**EXERCISE DESCRIPTION**. The records that follow need to be output exactly as they are.

**INPUT**.
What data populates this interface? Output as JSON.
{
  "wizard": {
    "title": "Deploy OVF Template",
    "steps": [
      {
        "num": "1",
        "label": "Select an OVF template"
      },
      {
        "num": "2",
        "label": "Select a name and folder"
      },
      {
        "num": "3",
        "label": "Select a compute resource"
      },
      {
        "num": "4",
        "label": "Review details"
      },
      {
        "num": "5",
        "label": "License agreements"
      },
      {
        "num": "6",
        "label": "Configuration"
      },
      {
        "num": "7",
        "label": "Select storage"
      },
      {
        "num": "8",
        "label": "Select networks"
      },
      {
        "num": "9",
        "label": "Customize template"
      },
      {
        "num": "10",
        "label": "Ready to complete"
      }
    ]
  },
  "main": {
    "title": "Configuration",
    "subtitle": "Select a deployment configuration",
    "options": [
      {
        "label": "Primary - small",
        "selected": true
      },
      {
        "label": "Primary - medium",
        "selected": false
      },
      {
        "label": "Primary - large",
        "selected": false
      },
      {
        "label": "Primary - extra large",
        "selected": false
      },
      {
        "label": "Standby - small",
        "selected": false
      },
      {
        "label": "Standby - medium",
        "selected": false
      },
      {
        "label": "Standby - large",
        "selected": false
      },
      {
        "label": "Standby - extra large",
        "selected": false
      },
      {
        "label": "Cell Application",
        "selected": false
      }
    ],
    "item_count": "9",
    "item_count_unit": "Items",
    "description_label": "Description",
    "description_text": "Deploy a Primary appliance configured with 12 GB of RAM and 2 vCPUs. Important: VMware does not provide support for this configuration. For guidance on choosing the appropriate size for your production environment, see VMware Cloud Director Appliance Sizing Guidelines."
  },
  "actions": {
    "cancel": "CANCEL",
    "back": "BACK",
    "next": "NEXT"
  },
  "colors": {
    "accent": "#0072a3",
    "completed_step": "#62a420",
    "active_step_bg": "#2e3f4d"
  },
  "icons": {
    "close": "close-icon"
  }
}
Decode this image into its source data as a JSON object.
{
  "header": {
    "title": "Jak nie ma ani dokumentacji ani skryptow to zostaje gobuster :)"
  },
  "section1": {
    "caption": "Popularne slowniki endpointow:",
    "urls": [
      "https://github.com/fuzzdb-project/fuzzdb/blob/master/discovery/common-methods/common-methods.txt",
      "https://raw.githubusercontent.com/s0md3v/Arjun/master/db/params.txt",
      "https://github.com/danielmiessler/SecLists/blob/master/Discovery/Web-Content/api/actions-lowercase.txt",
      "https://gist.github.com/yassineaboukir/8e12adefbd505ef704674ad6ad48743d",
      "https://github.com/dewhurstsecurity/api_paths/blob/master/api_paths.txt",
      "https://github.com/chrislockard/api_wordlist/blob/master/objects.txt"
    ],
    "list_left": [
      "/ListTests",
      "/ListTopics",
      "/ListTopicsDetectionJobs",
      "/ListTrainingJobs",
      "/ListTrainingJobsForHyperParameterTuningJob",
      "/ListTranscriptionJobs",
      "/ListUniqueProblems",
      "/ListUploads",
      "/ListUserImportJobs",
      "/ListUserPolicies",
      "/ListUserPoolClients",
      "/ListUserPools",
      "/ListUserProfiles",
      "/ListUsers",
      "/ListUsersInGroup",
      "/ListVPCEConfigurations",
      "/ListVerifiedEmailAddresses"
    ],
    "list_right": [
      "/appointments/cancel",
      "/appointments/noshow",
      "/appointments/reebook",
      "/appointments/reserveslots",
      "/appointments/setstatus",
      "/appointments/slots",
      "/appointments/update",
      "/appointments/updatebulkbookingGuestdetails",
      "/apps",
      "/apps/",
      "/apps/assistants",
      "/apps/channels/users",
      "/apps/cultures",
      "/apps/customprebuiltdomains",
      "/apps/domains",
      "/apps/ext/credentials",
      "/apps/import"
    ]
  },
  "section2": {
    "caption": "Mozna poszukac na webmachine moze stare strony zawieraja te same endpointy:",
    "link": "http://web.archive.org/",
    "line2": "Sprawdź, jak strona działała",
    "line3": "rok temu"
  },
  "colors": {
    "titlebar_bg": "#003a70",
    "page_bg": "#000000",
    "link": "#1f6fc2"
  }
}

**SOLUTION TO THE PROBLEM**.
What data populates this interface? Output as JSON.
{
  "wizard": {
    "title": "Deploy OVF Template",
    "steps": [
      {
        "num": "1",
        "label": "Select an OVF template"
      },
      {
        "num": "2",
        "label": "Select a name and folder"
      },
      {
        "num": "3",
        "label": "Select a compute resource"
      },
      {
        "num": "4",
        "label": "Review details"
      },
      {
        "num": "5",
        "label": "License agreements"
      },
      {
        "num": "6",
        "label": "Configuration"
      },
      {
        "num": "7",
        "label": "Select storage"
      },
      {
        "num": "8",
        "label": "Select networks"
      },
      {
        "num": "9",
        "label": "Customize template"
      },
      {
        "num": "10",
        "label": "Ready to complete"
      }
    ]
  },
  "main": {
    "title": "Configuration",
    "subtitle": "Select a deployment configuration",
    "options": [
      {
        "label": "Primary - small",
        "selected": true
      },
      {
        "label": "Primary - medium",
        "selected": false
      },
      {
        "label": "Primary - large",
        "selected": false
      },
      {
        "label": "Primary - extra large",
        "selected": false
      },
      {
        "label": "Standby - small",
        "selected": false
      },
      {
        "label": "Standby - medium",
        "selected": false
      },
      {
        "label": "Standby - large",
        "selected": false
      },
      {
        "label": "Standby - extra large",
        "selected": false
      },
      {
        "label": "Cell Application",
        "selected": false
      }
    ],
    "item_count": "9",
    "item_count_unit": "Items",
    "description_label": "Description",
    "description_text": "Deploy a Primary appliance configured with 12 GB of RAM and 2 vCPUs. Important: VMware does not provide support for this configuration. For guidance on choosing the appropriate size for your production environment, see VMware Cloud Director Appliance Sizing Guidelines."
  },
  "actions": {
    "cancel": "CANCEL",
    "back": "BACK",
    "next": "NEXT"
  },
  "colors": {
    "accent": "#0072a3",
    "completed_step": "#62a420",
    "active_step_bg": "#2e3f4d"
  },
  "icons": {
    "close": "close-icon"
  }
}
Decode this image into its source data as a JSON object.
{
  "header": {
    "title": "Jak nie ma ani dokumentacji ani skryptow to zostaje gobuster :)"
  },
  "section1": {
    "caption": "Popularne slowniki endpointow:",
    "urls": [
      "https://github.com/fuzzdb-project/fuzzdb/blob/master/discovery/common-methods/common-methods.txt",
      "https://raw.githubusercontent.com/s0md3v/Arjun/master/db/params.txt",
      "https://github.com/danielmiessler/SecLists/blob/master/Discovery/Web-Content/api/actions-lowercase.txt",
      "https://gist.github.com/yassineaboukir/8e12adefbd505ef704674ad6ad48743d",
      "https://github.com/dewhurstsecurity/api_paths/blob/master/api_paths.txt",
      "https://github.com/chrislockard/api_wordlist/blob/master/objects.txt"
    ],
    "list_left": [
      "/ListTests",
      "/ListTopics",
      "/ListTopicsDetectionJobs",
      "/ListTrainingJobs",
      "/ListTrainingJobsForHyperParameterTuningJob",
      "/ListTranscriptionJobs",
      "/ListUniqueProblems",
      "/ListUploads",
      "/ListUserImportJobs",
      "/ListUserPolicies",
      "/ListUserPoolClients",
      "/ListUserPools",
      "/ListUserProfiles",
      "/ListUsers",
      "/ListUsersInGroup",
      "/ListVPCEConfigurations",
      "/ListVerifiedEmailAddresses"
    ],
    "list_right": [
      "/appointments/cancel",
      "/appointments/noshow",
      "/appointments/reebook",
      "/appointments/reserveslots",
      "/appointments/setstatus",
      "/appointments/slots",
      "/appointments/update",
      "/appointments/updatebulkbookingGuestdetails",
      "/apps",
      "/apps/",
      "/apps/assistants",
      "/apps/channels/users",
      "/apps/cultures",
      "/apps/customprebuiltdomains",
      "/apps/domains",
      "/apps/ext/credentials",
      "/apps/import"
    ]
  },
  "section2": {
    "caption": "Mozna poszukac na webmachine moze stare strony zawieraja te same endpointy:",
    "link": "http://web.archive.org/",
    "line2": "Sprawdź, jak strona działała",
    "line3": "rok temu"
  },
  "colors": {
    "titlebar_bg": "#003a70",
    "page_bg": "#000000",
    "link": "#1f6fc2"
  }
}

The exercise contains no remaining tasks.